### Given request
Check each line of the records below and collect those that include the word "note".

•••

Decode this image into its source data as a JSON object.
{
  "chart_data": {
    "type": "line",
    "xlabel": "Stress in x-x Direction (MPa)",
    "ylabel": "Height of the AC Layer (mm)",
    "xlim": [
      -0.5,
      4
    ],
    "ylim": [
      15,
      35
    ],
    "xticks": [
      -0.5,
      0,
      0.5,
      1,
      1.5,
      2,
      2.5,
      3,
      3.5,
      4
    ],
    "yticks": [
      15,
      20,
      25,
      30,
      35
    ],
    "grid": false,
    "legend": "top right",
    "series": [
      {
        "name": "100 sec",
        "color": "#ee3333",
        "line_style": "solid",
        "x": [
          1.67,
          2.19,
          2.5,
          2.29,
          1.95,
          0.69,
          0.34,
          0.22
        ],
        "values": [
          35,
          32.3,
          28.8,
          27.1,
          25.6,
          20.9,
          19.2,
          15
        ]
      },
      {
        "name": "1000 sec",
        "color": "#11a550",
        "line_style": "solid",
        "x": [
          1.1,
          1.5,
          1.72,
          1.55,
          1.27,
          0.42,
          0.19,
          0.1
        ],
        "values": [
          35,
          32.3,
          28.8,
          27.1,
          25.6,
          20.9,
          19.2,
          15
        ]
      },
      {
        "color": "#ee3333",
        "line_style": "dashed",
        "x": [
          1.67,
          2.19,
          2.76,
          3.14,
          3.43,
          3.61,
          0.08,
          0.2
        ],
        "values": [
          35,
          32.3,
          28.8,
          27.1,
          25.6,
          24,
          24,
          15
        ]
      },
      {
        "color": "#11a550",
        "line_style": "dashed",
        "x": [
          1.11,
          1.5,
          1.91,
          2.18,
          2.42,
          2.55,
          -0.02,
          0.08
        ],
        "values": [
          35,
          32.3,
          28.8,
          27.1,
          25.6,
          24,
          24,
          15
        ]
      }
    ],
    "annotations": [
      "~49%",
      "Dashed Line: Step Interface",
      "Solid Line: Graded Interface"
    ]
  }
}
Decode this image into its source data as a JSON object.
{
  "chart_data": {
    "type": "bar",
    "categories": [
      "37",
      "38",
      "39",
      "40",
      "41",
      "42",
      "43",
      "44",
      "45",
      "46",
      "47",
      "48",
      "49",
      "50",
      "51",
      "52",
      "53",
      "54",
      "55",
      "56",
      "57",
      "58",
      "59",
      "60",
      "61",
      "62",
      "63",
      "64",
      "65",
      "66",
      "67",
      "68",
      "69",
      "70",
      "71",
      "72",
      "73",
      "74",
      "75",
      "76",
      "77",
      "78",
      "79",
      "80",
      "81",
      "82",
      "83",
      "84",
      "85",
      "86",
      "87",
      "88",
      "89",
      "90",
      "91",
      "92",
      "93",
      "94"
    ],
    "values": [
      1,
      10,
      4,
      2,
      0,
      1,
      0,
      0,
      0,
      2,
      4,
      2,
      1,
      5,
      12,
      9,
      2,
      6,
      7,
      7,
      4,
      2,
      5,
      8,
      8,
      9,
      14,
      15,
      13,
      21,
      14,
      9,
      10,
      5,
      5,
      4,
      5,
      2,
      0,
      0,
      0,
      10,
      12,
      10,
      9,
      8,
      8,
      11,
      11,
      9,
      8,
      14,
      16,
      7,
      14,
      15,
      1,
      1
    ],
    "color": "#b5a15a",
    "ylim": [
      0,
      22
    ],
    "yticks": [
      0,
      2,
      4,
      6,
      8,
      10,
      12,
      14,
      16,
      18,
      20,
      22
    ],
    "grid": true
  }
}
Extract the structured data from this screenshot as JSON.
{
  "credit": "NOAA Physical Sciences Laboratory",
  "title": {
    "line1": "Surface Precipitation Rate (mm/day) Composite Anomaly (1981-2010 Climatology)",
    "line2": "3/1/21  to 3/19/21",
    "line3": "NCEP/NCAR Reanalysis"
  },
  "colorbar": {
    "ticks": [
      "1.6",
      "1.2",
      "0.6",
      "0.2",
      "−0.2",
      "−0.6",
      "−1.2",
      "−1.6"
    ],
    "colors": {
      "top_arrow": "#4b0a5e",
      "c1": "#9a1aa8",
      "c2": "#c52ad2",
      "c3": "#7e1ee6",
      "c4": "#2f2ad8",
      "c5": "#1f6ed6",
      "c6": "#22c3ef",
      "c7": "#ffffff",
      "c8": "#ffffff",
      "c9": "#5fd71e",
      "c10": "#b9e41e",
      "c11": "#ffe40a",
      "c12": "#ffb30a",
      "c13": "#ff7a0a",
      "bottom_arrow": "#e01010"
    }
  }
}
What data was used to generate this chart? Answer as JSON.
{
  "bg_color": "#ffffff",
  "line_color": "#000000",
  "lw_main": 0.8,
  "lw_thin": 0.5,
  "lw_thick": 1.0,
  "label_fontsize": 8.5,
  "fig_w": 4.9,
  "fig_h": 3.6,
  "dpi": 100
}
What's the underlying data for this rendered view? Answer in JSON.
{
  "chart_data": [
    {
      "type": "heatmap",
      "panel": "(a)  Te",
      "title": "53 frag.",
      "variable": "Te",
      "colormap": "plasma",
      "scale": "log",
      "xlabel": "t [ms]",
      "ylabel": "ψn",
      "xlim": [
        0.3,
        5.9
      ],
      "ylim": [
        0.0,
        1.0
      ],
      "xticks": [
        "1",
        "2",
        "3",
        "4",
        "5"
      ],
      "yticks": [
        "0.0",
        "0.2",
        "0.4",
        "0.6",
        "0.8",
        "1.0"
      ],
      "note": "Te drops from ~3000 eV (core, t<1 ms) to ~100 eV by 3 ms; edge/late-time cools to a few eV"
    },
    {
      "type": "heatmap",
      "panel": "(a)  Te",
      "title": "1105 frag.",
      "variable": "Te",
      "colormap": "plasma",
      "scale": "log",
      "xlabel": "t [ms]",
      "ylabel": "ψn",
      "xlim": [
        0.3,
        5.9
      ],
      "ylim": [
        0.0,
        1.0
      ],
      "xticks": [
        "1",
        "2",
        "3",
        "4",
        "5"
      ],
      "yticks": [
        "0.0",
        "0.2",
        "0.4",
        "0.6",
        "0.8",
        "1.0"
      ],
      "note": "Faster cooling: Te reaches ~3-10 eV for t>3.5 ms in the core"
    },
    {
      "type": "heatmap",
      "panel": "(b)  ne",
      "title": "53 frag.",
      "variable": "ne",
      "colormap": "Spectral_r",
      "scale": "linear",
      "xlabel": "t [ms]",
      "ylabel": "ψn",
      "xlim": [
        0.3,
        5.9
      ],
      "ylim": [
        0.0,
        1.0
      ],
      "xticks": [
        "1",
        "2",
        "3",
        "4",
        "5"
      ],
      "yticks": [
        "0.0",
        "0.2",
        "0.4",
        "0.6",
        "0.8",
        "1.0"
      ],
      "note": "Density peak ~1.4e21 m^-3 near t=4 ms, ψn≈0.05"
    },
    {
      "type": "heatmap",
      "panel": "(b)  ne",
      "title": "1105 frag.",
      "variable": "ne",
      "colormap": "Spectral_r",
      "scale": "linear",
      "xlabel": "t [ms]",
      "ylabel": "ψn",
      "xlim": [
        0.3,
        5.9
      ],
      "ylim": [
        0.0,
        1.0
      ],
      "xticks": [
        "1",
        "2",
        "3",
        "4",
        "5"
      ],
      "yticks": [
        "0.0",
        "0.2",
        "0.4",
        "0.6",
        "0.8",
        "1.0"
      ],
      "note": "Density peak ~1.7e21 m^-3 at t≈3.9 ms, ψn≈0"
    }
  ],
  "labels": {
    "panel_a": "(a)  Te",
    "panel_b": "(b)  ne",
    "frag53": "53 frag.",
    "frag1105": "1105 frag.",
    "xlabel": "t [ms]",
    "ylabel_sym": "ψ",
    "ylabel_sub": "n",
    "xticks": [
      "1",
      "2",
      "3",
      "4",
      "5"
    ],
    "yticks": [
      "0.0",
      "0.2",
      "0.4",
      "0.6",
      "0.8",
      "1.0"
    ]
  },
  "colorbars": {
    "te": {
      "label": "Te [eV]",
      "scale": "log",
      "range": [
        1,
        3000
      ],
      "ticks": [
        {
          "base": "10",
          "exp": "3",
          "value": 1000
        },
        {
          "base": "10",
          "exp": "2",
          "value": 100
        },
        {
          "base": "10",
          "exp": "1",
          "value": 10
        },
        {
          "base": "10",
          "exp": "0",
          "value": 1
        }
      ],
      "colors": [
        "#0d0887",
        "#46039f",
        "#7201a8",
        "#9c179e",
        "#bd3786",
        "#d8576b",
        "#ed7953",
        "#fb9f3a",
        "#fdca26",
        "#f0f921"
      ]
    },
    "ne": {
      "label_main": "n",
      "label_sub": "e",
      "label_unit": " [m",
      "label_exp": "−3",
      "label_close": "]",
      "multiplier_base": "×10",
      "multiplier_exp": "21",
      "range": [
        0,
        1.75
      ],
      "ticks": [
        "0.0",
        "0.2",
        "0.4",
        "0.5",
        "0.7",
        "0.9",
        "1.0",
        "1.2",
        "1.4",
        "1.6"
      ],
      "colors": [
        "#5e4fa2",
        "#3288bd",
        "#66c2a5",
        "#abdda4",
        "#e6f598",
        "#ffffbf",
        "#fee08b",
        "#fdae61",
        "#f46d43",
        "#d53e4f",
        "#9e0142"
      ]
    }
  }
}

•••

### Answer to the task
      "note": "Te drops from ~3000 eV (core, t<1 ms) to ~100 eV by 3 ms; edge/late-time cools to a few eV"
      "note": "Faster cooling: Te reaches ~3-10 eV for t>3.5 ms in the core"
      "note": "Density peak ~1.4e21 m^-3 near t=4 ms, ψn≈0.05"
      "note": "Density peak ~1.7e21 m^-3 at t≈3.9 ms, ψn≈0"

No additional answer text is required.